Retype each record below word for word. Leave the pictures out.
====== GIVEN RECORDS
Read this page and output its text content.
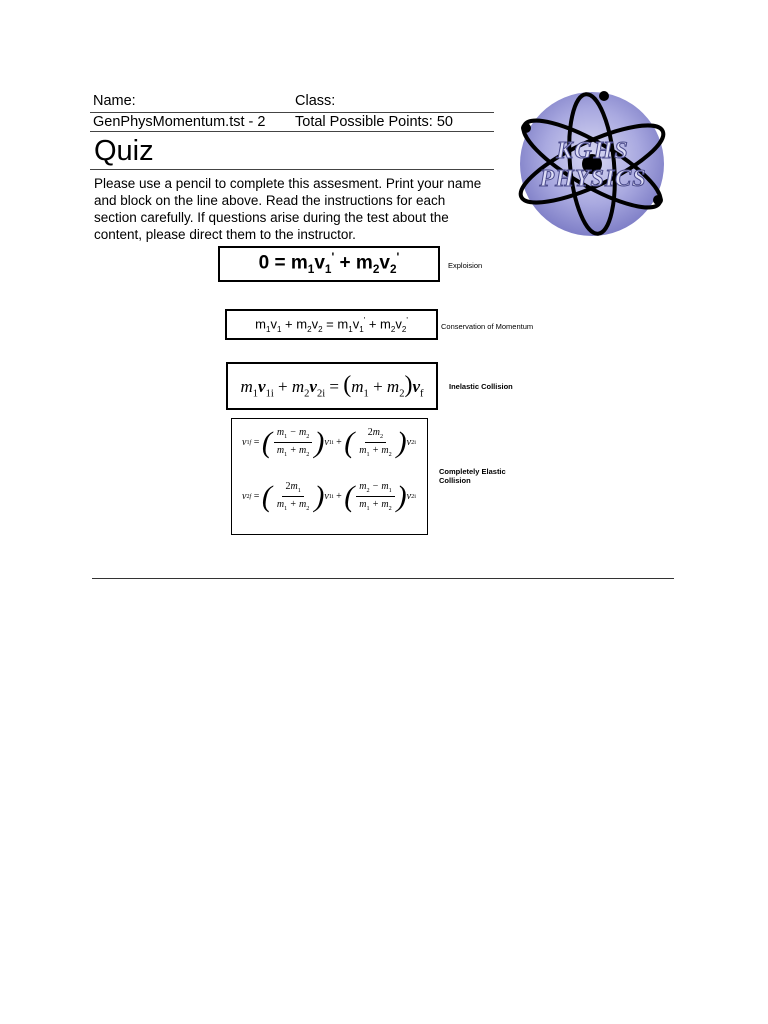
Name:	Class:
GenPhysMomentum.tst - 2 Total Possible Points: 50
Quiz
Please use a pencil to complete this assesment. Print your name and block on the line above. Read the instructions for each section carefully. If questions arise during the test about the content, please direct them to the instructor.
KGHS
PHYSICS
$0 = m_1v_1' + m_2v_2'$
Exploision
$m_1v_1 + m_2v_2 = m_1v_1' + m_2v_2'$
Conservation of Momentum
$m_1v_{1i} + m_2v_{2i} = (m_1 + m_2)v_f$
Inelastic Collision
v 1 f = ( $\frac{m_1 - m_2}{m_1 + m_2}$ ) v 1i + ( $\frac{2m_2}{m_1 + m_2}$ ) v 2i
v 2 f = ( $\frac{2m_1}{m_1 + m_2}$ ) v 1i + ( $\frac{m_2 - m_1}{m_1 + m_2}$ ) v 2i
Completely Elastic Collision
============
* [EXERCISE RESPONSE]
Read this page and output its text content.
Name:	Class:
GenPhysMomentum.tst - 2 Total Possible Points: 50
Quiz
Please use a pencil to complete this assesment. Print your name and block on the line above. Read the instructions for each section carefully. If questions arise during the test about the content, please direct them to the instructor.
KGHS
PHYSICS
$0 = m_1v_1' + m_2v_2'$
Exploision
$m_1v_1 + m_2v_2 = m_1v_1' + m_2v_2'$
Conservation of Momentum
$m_1v_{1i} + m_2v_{2i} = (m_1 + m_2)v_f$
Inelastic Collision
v 1 f = ( $\frac{m_1 - m_2}{m_1 + m_2}$ ) v 1i + ( $\frac{2m_2}{m_1 + m_2}$ ) v 2i
v 2 f = ( $\frac{2m_1}{m_1 + m_2}$ ) v 1i + ( $\frac{m_2 - m_1}{m_1 + m_2}$ ) v 2i
Completely Elastic Collision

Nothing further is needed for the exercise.